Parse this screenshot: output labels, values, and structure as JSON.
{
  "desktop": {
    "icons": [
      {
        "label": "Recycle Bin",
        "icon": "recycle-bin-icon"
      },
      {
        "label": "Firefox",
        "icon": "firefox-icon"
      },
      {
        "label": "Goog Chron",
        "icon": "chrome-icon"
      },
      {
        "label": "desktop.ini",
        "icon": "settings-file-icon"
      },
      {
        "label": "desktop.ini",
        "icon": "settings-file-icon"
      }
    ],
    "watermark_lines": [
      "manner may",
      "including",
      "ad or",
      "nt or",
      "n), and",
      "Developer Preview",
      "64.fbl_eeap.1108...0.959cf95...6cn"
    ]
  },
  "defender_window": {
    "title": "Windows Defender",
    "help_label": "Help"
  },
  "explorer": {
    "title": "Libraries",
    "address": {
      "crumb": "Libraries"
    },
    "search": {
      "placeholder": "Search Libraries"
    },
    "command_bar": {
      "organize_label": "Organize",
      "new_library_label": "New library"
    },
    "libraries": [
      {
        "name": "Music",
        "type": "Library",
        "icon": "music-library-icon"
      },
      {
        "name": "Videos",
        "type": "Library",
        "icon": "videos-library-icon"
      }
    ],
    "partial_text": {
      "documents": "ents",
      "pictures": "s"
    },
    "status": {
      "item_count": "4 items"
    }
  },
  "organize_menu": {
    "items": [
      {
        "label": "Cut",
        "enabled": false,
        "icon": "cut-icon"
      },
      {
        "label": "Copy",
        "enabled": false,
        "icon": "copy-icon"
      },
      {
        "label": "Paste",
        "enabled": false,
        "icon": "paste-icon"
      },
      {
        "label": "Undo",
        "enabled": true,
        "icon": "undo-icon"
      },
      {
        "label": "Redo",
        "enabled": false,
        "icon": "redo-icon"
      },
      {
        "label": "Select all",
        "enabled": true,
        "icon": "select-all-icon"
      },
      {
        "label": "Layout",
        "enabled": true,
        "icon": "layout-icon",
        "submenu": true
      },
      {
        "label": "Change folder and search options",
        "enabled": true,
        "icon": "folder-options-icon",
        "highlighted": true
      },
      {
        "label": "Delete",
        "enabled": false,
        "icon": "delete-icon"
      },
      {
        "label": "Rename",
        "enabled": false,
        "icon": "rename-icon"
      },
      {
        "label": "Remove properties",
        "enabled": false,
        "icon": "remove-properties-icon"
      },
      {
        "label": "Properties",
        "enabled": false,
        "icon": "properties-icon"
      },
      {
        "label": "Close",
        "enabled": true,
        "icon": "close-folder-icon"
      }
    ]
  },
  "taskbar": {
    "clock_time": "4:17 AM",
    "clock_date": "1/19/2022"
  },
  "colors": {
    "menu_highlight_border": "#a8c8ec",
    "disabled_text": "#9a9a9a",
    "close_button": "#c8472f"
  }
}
--*--
Return every line from the records above that holds the word "options".

Solution for this exercise.
        "label": "Change folder and search options",
        "icon": "folder-options-icon",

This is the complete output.